Tasks to carry out —
a - Copy the passage on Gheytarieh Park from "Gheytarieh Park is" to "Municipality's Region 1.", updating "District Seven" to "District 7".
b - Translate this sentence from the passage on Gheytarieh Park into Spanish: "In the past, Gheytarieh Park was a garden owned by the half-sister of Naser al-Din Shah Qajar."

Source passage —
Gheytarieh Park is one of the parks located in the northern part of Tehran, situated in the Gheytarieh neighborhood within District Seven of Tehran Municipality's Region 1.

This park is located to the north of Sadr Highway and at the end of Gheytarieh Street. It is bordered to the north by Farmanieh, to the south by Pirouz Square and Sadr Highway, to the east by Chizar, and to the west by Gheytarieh and Shariati Street.

== History ==
=== Background ===
In the past, Gheytarieh Park was a garden owned by the half-sister of Naser al-Din Shah Qajar. According to historical accounts, Amir Kabir, Mirza Taghi Khan, constructed the building that now serves as the cultural center and library of the park, located in the northwest corner of the park.

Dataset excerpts
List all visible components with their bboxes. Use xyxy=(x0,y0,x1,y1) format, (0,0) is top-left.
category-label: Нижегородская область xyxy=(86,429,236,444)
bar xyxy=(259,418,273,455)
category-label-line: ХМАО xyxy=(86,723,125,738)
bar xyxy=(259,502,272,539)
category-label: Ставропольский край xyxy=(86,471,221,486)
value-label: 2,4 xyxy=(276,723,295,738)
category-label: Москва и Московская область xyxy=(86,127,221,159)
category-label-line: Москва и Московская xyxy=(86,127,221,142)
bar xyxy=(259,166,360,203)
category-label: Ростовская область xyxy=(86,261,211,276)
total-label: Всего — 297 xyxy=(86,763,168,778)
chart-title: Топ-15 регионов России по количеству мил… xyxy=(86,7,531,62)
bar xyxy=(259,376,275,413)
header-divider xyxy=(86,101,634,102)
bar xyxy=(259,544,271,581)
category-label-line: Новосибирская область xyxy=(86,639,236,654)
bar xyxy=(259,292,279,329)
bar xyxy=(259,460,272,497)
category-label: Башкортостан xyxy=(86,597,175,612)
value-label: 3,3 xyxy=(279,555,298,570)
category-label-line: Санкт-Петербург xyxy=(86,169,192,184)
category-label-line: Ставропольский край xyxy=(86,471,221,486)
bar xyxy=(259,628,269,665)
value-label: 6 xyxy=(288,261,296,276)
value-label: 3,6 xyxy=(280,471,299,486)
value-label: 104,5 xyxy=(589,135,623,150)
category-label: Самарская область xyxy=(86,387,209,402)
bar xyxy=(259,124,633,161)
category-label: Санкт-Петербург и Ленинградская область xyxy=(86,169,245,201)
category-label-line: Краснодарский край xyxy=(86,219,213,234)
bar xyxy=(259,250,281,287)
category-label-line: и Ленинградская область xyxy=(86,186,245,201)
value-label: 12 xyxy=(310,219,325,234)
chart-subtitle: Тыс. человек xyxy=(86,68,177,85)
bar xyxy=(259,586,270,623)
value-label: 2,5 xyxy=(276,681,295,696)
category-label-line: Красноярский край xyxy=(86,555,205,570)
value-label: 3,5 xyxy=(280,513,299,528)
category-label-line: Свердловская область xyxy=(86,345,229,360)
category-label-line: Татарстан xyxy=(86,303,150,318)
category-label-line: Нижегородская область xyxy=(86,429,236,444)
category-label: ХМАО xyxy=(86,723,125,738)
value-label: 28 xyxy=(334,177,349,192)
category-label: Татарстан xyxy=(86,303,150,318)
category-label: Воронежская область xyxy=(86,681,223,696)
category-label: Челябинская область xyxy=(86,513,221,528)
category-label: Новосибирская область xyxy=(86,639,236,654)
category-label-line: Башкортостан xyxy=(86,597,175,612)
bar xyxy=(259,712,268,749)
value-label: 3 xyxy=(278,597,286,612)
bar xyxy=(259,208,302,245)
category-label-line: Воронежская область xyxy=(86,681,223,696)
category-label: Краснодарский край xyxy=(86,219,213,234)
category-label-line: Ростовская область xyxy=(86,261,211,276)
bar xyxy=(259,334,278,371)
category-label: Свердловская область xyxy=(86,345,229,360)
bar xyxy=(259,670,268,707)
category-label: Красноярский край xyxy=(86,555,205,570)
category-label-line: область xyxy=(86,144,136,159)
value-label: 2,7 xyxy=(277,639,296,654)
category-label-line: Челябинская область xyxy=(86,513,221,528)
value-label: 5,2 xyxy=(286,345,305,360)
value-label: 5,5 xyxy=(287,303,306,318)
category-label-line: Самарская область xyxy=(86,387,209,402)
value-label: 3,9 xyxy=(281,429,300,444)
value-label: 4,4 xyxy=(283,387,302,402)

Your written answers —
a -
Gheytarieh Park is one of the parks located in the northern part of Tehran, situated in the Gheytarieh neighborhood within District 7 of Tehran Municipality's Region 1.

b - En el pasado, el parque Gheytarieh era un jardín que pertenecía a la media hermana de Naser al-Din Shah Qajar.